## What is being asked
Pull every line containing "Total" out of the material below.
____________
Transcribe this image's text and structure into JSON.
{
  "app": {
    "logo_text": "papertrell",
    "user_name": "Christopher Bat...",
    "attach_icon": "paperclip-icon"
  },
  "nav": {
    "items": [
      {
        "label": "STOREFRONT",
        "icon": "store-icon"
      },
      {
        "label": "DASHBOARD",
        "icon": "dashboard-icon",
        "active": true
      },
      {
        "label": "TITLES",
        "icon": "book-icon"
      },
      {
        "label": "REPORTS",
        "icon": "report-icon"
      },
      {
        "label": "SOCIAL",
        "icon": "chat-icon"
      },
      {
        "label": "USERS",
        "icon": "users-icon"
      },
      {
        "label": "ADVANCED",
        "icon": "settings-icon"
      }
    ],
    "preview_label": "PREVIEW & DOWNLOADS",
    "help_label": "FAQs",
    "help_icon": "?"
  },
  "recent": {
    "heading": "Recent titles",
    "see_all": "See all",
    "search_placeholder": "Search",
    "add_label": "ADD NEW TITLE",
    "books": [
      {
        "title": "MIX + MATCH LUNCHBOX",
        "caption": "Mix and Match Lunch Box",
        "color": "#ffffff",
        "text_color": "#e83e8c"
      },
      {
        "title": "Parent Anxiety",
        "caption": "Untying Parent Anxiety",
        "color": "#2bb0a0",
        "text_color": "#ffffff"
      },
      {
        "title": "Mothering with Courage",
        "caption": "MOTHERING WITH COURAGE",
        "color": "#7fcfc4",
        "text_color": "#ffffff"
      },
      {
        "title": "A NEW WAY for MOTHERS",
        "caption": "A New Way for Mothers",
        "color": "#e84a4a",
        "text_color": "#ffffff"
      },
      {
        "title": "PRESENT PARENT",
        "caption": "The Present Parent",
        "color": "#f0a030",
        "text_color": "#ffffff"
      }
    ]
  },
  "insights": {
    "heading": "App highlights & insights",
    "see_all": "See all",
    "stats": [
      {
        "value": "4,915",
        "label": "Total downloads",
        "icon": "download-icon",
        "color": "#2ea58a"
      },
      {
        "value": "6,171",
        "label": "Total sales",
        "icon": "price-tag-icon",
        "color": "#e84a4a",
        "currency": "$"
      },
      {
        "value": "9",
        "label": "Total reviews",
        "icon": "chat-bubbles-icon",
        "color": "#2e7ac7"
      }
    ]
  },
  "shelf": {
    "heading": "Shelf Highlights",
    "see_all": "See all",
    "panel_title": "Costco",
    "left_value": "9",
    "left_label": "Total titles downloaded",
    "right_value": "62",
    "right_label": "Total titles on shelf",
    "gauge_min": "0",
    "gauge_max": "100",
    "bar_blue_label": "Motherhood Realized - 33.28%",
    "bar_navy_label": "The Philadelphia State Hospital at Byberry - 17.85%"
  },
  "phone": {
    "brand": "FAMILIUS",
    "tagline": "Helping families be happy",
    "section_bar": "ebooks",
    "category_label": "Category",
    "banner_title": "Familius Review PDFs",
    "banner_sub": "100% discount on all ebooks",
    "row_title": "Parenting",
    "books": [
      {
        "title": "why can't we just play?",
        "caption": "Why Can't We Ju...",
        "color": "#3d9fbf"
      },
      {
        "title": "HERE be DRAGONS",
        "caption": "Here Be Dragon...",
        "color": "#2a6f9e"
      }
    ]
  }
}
____________
## Correct answer
        "label": "Total downloads",
        "label": "Total sales",
        "label": "Total reviews",
    "left_label": "Total titles downloaded",
    "right_label": "Total titles on shelf",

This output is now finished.